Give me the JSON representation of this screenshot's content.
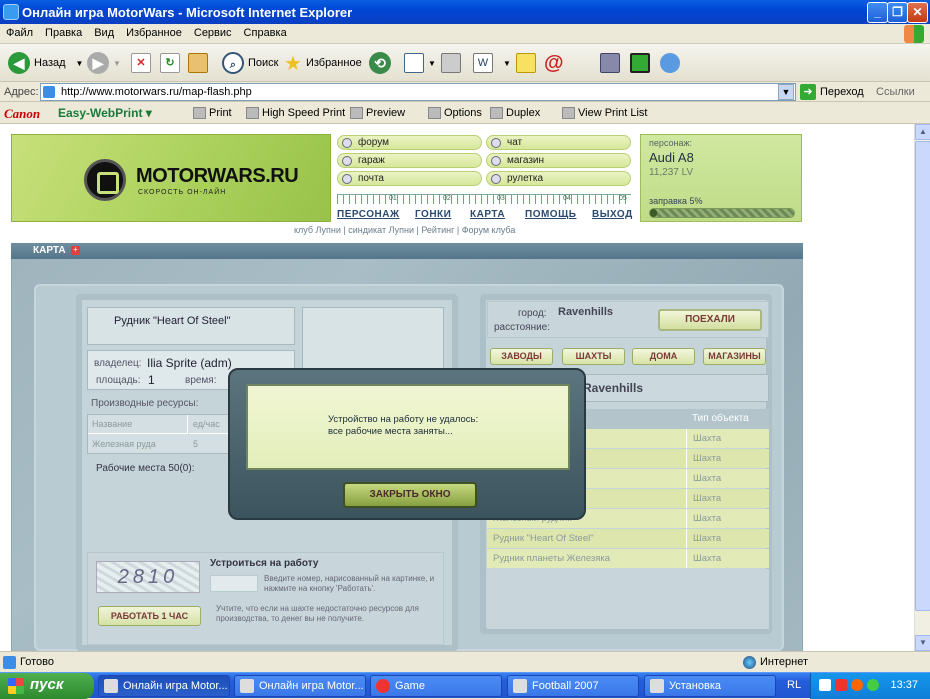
{
  "window": {
    "title": "Онлайн игра MotorWars - Microsoft Internet Explorer"
  },
  "menu": [
    "Файл",
    "Правка",
    "Вид",
    "Избранное",
    "Сервис",
    "Справка"
  ],
  "toolbar": {
    "back": "Назад",
    "search": "Поиск",
    "favorites": "Избранное"
  },
  "address": {
    "label": "Адрес:",
    "url": "http://www.motorwars.ru/map-flash.php",
    "go": "Переход",
    "links": "Ссылки"
  },
  "canon": {
    "brand": "Canon",
    "product": "Easy-WebPrint",
    "print": "Print",
    "hsprint": "High Speed Print",
    "preview": "Preview",
    "options": "Options",
    "duplex": "Duplex",
    "list": "View Print List"
  },
  "logo": {
    "name": "MOTORWARS.RU",
    "sub": "СКОРОСТЬ ОН-ЛАЙН"
  },
  "nav": {
    "forum": "форум",
    "chat": "чат",
    "garage": "гараж",
    "shop": "магазин",
    "mail": "почта",
    "roulette": "рулетка"
  },
  "ruler": [
    "01",
    "02",
    "03",
    "04",
    "05"
  ],
  "mainlinks": [
    "ПЕРСОНАЖ",
    "ГОНКИ",
    "КАРТА",
    "ПОМОЩЬ",
    "ВЫХОД"
  ],
  "clubs": "клуб Лупни | синдикат Лупни | Рейтинг | Форум клуба",
  "character": {
    "label": "персонаж:",
    "car": "Audi A8",
    "lv": "11,237 LV",
    "fuel_label": "заправка 5%",
    "fuel_pct": 5
  },
  "map": {
    "title": "КАРТА"
  },
  "mine": {
    "name": "Рудник \"Heart Of Steel\"",
    "owner_label": "владелец:",
    "owner": "Ilia Sprite (adm)",
    "area_label": "площадь:",
    "area": "1",
    "time_label": "время:",
    "resources_label": "Производные ресурсы:",
    "res_headers": [
      "Название",
      "ед/час"
    ],
    "res_rows": [
      {
        "name": "Железная руда",
        "value": "5"
      }
    ],
    "workplaces": "Рабочие места 50(0):",
    "job_title": "Устроиться на работу",
    "job_hint": "Введите номер, нарисованный на картинке, и нажмите на кнопку 'Работать'.",
    "captcha": "2810",
    "work_btn": "РАБОТАТЬ 1 ЧАС",
    "note": "Учтите, что если на шахте недостаточно ресурсов для производства, то денег вы не получите."
  },
  "city": {
    "city_label": "город:",
    "city": "Ravenhills",
    "distance_label": "расстояние:",
    "go_btn": "ПОЕХАЛИ",
    "tabs": [
      "ЗАВОДЫ",
      "ШАХТЫ",
      "ДОМА",
      "МАГАЗИНЫ"
    ],
    "list_title": "Ravenhills",
    "type_header": "Тип объекта",
    "rows": [
      {
        "name": "омнинь и Чугунь\"",
        "type": "Шахта"
      },
      {
        "name": "омнинь и Чугунь\"",
        "type": "Шахта"
      },
      {
        "name": "к",
        "type": "Шахта"
      },
      {
        "name": "",
        "type": "Шахта"
      },
      {
        "name": "Железный рудник",
        "type": "Шахта"
      },
      {
        "name": "Рудник \"Heart Of Steel\"",
        "type": "Шахта"
      },
      {
        "name": "Рудник планеты Железяка",
        "type": "Шахта"
      }
    ]
  },
  "popup": {
    "line1": "Устройство на работу не удалось:",
    "line2": "все рабочие места заняты...",
    "close": "ЗАКРЫТЬ ОКНО"
  },
  "status": {
    "left": "Готово",
    "zone": "Интернет"
  },
  "taskbar": {
    "start": "пуск",
    "tasks": [
      "Онлайн игра Motor...",
      "Онлайн игра Motor...",
      "Game",
      "Football 2007",
      "Установка"
    ],
    "lang": "RL",
    "clock": "13:37"
  }
}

TASK OBJECTIVE: Copy every record above exactly, leaving out the pictures.

PROBLEM SOLUTION:
Give me the JSON representation of this screenshot's content.
{
  "window": {
    "title": "Онлайн игра MotorWars - Microsoft Internet Explorer"
  },
  "menu": [
    "Файл",
    "Правка",
    "Вид",
    "Избранное",
    "Сервис",
    "Справка"
  ],
  "toolbar": {
    "back": "Назад",
    "search": "Поиск",
    "favorites": "Избранное"
  },
  "address": {
    "label": "Адрес:",
    "url": "http://www.motorwars.ru/map-flash.php",
    "go": "Переход",
    "links": "Ссылки"
  },
  "canon": {
    "brand": "Canon",
    "product": "Easy-WebPrint",
    "print": "Print",
    "hsprint": "High Speed Print",
    "preview": "Preview",
    "options": "Options",
    "duplex": "Duplex",
    "list": "View Print List"
  },
  "logo": {
    "name": "MOTORWARS.RU",
    "sub": "СКОРОСТЬ ОН-ЛАЙН"
  },
  "nav": {
    "forum": "форум",
    "chat": "чат",
    "garage": "гараж",
    "shop": "магазин",
    "mail": "почта",
    "roulette": "рулетка"
  },
  "ruler": [
    "01",
    "02",
    "03",
    "04",
    "05"
  ],
  "mainlinks": [
    "ПЕРСОНАЖ",
    "ГОНКИ",
    "КАРТА",
    "ПОМОЩЬ",
    "ВЫХОД"
  ],
  "clubs": "клуб Лупни | синдикат Лупни | Рейтинг | Форум клуба",
  "character": {
    "label": "персонаж:",
    "car": "Audi A8",
    "lv": "11,237 LV",
    "fuel_label": "заправка 5%",
    "fuel_pct": 5
  },
  "map": {
    "title": "КАРТА"
  },
  "mine": {
    "name": "Рудник \"Heart Of Steel\"",
    "owner_label": "владелец:",
    "owner": "Ilia Sprite (adm)",
    "area_label": "площадь:",
    "area": "1",
    "time_label": "время:",
    "resources_label": "Производные ресурсы:",
    "res_headers": [
      "Название",
      "ед/час"
    ],
    "res_rows": [
      {
        "name": "Железная руда",
        "value": "5"
      }
    ],
    "workplaces": "Рабочие места 50(0):",
    "job_title": "Устроиться на работу",
    "job_hint": "Введите номер, нарисованный на картинке, и нажмите на кнопку 'Работать'.",
    "captcha": "2810",
    "work_btn": "РАБОТАТЬ 1 ЧАС",
    "note": "Учтите, что если на шахте недостаточно ресурсов для производства, то денег вы не получите."
  },
  "city": {
    "city_label": "город:",
    "city": "Ravenhills",
    "distance_label": "расстояние:",
    "go_btn": "ПОЕХАЛИ",
    "tabs": [
      "ЗАВОДЫ",
      "ШАХТЫ",
      "ДОМА",
      "МАГАЗИНЫ"
    ],
    "list_title": "Ravenhills",
    "type_header": "Тип объекта",
    "rows": [
      {
        "name": "омнинь и Чугунь\"",
        "type": "Шахта"
      },
      {
        "name": "омнинь и Чугунь\"",
        "type": "Шахта"
      },
      {
        "name": "к",
        "type": "Шахта"
      },
      {
        "name": "",
        "type": "Шахта"
      },
      {
        "name": "Железный рудник",
        "type": "Шахта"
      },
      {
        "name": "Рудник \"Heart Of Steel\"",
        "type": "Шахта"
      },
      {
        "name": "Рудник планеты Железяка",
        "type": "Шахта"
      }
    ]
  },
  "popup": {
    "line1": "Устройство на работу не удалось:",
    "line2": "все рабочие места заняты...",
    "close": "ЗАКРЫТЬ ОКНО"
  },
  "status": {
    "left": "Готово",
    "zone": "Интернет"
  },
  "taskbar": {
    "start": "пуск",
    "tasks": [
      "Онлайн игра Motor...",
      "Онлайн игра Motor...",
      "Game",
      "Football 2007",
      "Установка"
    ],
    "lang": "RL",
    "clock": "13:37"
  }
}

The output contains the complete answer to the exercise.